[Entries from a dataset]

|---|

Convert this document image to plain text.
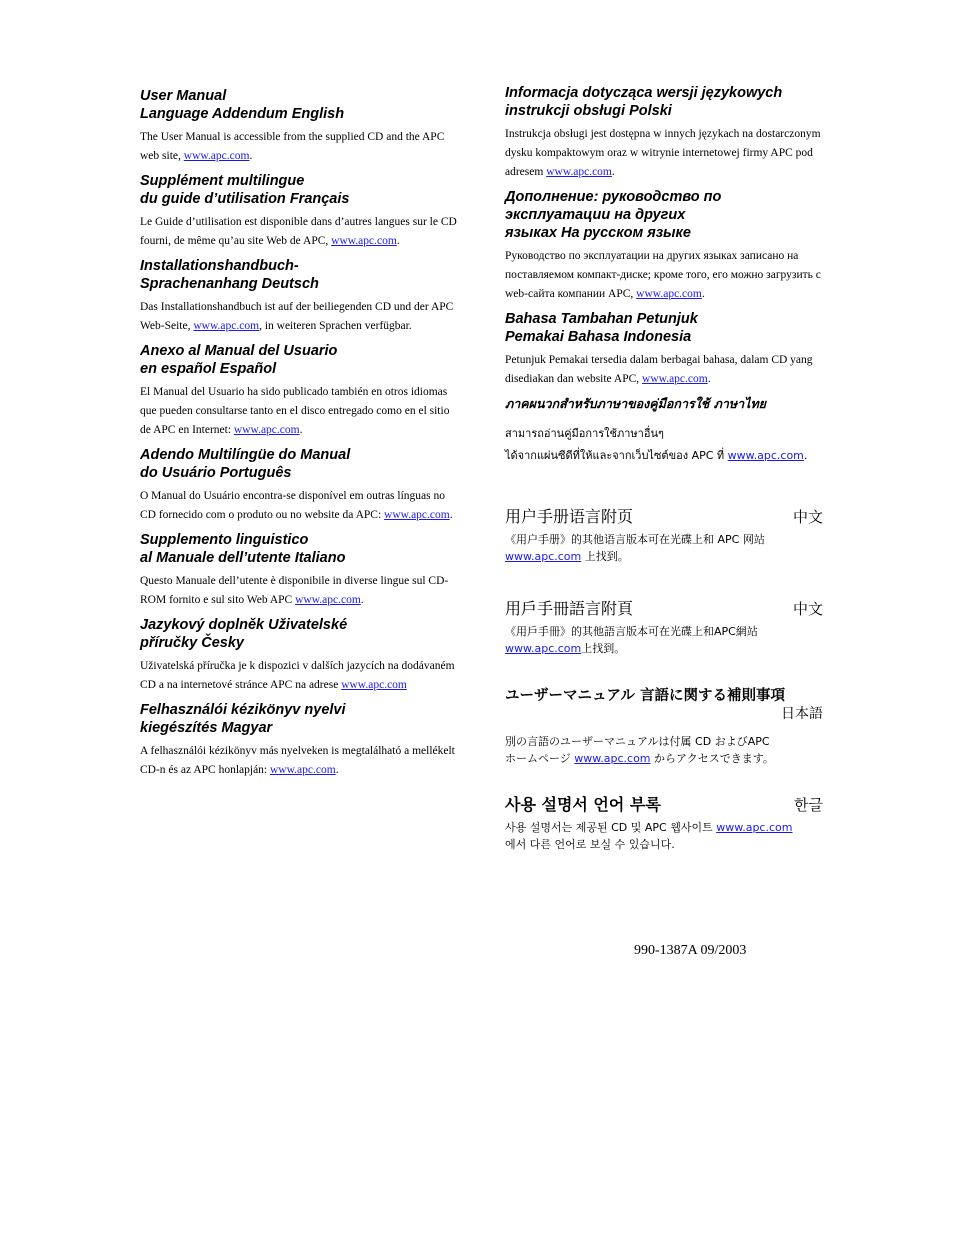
User Manual
Language Addendum English

The User Manual is accessible from the supplied CD and the APC web site, www.apc.com.

Supplément multilingue
du guide d’utilisation Français

Le Guide d’utilisation est disponible dans d’autres langues sur le CD fourni, de même qu’au site Web de APC, www.apc.com.

Installationshandbuch-
Sprachenanhang Deutsch

Das Installationshandbuch ist auf der beiliegenden CD und der APC Web-Seite, www.apc.com, in weiteren Sprachen verfügbar.

Anexo al Manual del Usuario
en español Español

El Manual del Usuario ha sido publicado también en otros idiomas que pueden consultarse tanto en el disco entregado como en el sitio de APC en Internet: www.apc.com.

Adendo Multilíngüe do Manual
do Usuário Português

O Manual do Usuário encontra-se disponível em outras línguas no CD fornecido com o produto ou no website da APC: www.apc.com.

Supplemento linguistico
al Manuale dell’utente Italiano

Questo Manuale dell’utente è disponibile in diverse lingue sul CD-ROM fornito e sul sito Web APC www.apc.com.

Jazykový doplněk Uživatelské
příručky Česky

Uživatelská příručka je k dispozici v dalších jazycích na dodávaném CD a na internetové stránce APC na adrese www.apc.com

Felhasználói kézikönyv nyelvi
kiegészítés Magyar

A felhasználói kézikönyv más nyelveken is megtalálható a mellékelt CD-n és az APC honlapján: www.apc.com.

Informacja dotycząca wersji językowych
instrukcji obsługi Polski

Instrukcja obsługi jest dostępna w innych językach na dostarczonym dysku kompaktowym oraz w witrynie internetowej firmy APC pod adresem www.apc.com.

Дополнение: руководство по
эксплуатации на других
языках На русском языке

Руководство по эксплуатации на других языках записано на поставляемом компакт-диске; кроме того, его можно загрузить с web-сайта компании APC, www.apc.com.

Bahasa Tambahan Petunjuk
Pemakai Bahasa Indonesia

Petunjuk Pemakai tersedia dalam berbagai bahasa, dalam CD yang disediakan dan website APC, www.apc.com.

ภาคผนวกสำหรับภาษาของคู่มือการใช้ ภาษาไทย

สามารถอ่านคู่มือการใช้ภาษาอื่นๆ
ได้จากแผ่นซีดีที่ให้และจากเว็บไซต์ของ APC ที่ www.apc.com.

用户手册语言附页	中文

《用户手册》的其他语言版本可在光碟上和 APC 网站
www.apc.com 上找到。

用戶手冊語言附頁	中文

《用戶手冊》的其他語言版本可在光碟上和APC網站
www.apc.com上找到。

ユーザーマニュアル 言語に関する補則事項

日本語

別の言語のユーザーマニュアルは付属 CD およびAPC
ホームページ www.apc.com からアクセスできます。

사용 설명서 언어 부록	한글

사용 설명서는 제공된 CD 및 APC 웹사이트 www.apc.com
에서 다른 언어로 보실 수 있습니다.

990-1387A 09/2003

|---|

- Your instructions -
Count how many lines hold the string "Usuário" and give that number alone.

- Solution to this exercise -
2